Exercise tasks:
1. In the text on PPC goals below, why does the Brand Awareness section recommend social media platforms such as Facebook and Instagram? Answer in one to three sentences.
2. Check each statement against the text on PPC goals below. For each one, answer yes or no and quote the words from the text that decide it.
(a) Recent statistics show that 70% of marketers actively invest in content marketing such as SEM and SEO.
(b) At the brand awareness stage, the text recommends narrow, specific terms to reach a small group of buyers.
(c) Offering free trial courses is one of the ways the text suggests to engage leads.
3. Write a continuation of the text on PPC goals below, starting after its final sentence.

Recent statistics show that 70% of marketers are actively investing in content marketing such as search engine marketing (SEM) and search engine optimization (SEO). (Source: The Ultimate List of Marketing Statistics for 2021). Given these figures, having a strategic way of executing the PPC method is critical to ensuring your business's success.
Brand awareness, product and brand consideration, leads, sales, and repeat sales are the most common goals of PPC, and a logical way of maximizing your PPC is to target these goals.
Brand Awareness
At this stage, you may want to maximize your visibility in the market and expose your product to relevant audiences regardless for the purpose of letting them know about what you offer. This can be done by using general terms to have a wider reach of potential buyers. Social media platforms such as Facebook and Instagram are a good medium for spreading awareness of your brand as the general public is likely to use it daily.
Product and Brand Consideration
At this phase, users are now considering to have a purchase of a product or service. Therefore, it is advisable to reintroduce your product or service with a detailed description. This is the best time to include persuasive languages and call-to-action content.
Leads
When generic terms don’t move the client to purchase, the next step is to initiate and collect contact with your ‘prospect’ clients known as leads. Follow up with your potential client and engage them in a conversation by offering free trial courses, suggest a demonstration, and other call-to-action tactics.

Exercise data:
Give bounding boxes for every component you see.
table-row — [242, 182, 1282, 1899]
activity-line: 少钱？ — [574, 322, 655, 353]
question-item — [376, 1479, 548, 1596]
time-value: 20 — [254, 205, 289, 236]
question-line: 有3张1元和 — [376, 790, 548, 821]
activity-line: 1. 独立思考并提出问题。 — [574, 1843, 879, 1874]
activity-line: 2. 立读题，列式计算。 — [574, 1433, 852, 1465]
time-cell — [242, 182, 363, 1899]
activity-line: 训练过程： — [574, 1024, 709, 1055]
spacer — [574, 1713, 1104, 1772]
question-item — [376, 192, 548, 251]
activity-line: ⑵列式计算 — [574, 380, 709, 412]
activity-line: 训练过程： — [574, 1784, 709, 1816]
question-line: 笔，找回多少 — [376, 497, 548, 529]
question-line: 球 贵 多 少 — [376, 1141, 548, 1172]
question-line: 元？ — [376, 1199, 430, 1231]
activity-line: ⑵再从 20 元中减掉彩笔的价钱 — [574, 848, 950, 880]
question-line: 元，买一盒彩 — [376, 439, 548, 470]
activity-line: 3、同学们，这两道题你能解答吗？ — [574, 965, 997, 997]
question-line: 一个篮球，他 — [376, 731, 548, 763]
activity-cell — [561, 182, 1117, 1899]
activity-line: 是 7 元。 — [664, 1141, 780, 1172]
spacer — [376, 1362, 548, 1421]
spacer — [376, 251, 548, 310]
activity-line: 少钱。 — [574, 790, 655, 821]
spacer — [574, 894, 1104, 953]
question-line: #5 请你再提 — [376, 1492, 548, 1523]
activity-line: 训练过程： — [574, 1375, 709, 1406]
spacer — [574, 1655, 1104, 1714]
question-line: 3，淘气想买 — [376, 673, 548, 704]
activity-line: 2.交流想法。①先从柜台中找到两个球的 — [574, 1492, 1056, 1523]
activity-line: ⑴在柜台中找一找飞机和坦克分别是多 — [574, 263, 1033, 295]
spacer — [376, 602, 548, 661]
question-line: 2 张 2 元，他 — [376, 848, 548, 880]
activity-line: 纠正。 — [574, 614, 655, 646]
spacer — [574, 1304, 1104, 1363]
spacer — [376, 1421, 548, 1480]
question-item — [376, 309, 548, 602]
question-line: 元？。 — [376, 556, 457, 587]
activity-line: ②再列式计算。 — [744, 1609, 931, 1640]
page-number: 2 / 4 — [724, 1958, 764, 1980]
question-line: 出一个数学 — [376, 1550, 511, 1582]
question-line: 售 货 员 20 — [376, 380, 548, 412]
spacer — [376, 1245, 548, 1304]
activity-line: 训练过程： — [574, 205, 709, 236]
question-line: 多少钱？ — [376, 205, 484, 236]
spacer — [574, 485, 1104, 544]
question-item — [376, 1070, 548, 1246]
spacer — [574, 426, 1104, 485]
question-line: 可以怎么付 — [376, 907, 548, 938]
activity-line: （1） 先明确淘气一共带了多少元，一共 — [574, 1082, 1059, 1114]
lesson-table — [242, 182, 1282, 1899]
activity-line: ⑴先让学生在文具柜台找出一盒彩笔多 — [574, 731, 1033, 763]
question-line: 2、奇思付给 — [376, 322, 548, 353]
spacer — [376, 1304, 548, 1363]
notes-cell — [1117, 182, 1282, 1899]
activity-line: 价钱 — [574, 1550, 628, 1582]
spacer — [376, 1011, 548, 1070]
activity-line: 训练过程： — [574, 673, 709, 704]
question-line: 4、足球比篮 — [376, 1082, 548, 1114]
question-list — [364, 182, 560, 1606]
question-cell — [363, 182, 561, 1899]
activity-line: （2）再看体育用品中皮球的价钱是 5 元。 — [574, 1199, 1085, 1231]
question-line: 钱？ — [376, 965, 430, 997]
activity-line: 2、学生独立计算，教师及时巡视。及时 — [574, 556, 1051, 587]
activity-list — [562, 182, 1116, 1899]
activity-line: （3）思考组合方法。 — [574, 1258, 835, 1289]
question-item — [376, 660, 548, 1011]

Answers to the problems:
1. The text calls Facebook and Instagram a good medium for spreading brand awareness because the general public is likely to use them daily.

2.
(a) Yes: "70% of marketers are actively investing in content marketing such as search engine marketing (SEM) and search engine optimization (SEO)"
(b) No: "This can be done by using general terms to have a wider reach of potential buyers."
(c) Yes: "engage them in a conversation by offering free trial courses"

3.
Sales
Most consumers who are ready to pay for a product or service will use higher intent keywords in search of their desired items. These queries might include information like specific model descriptions, shipping information, coupons, and some other pertinent information in regards to purchasing a product.
Repeat Sales
Businesses should not end after a person avail of service or buy a product. When not handled properly, set aside clients after conversion can make a backslash on your profit in the long run. They have tried using your product or have experienced your service personally. That is why retargeting them must be part of the overall plan. After their actual transaction with your company, they become an asset of marketing in the sense that they have significant testimonials. In return, you can grow your business without increasing your budget in marketing.
Final Thoughts
In this guide, we have covered how to win the competition of online advertisements and grow your business. We have discussed search engine marketing and search engine optimization. We also explained the fundamentals of SEM, SEO, how keywords function and keyword terminologies, ads account structure and pay-per-click advertising. Hopefully, you have learned more about marketing your business online, and you are better equipped with the tips and strategies. However, if you would like some help with your search engine marketing or would like to have a conversation to see if it is a good fit for you and your business, then contact us for a free consultation.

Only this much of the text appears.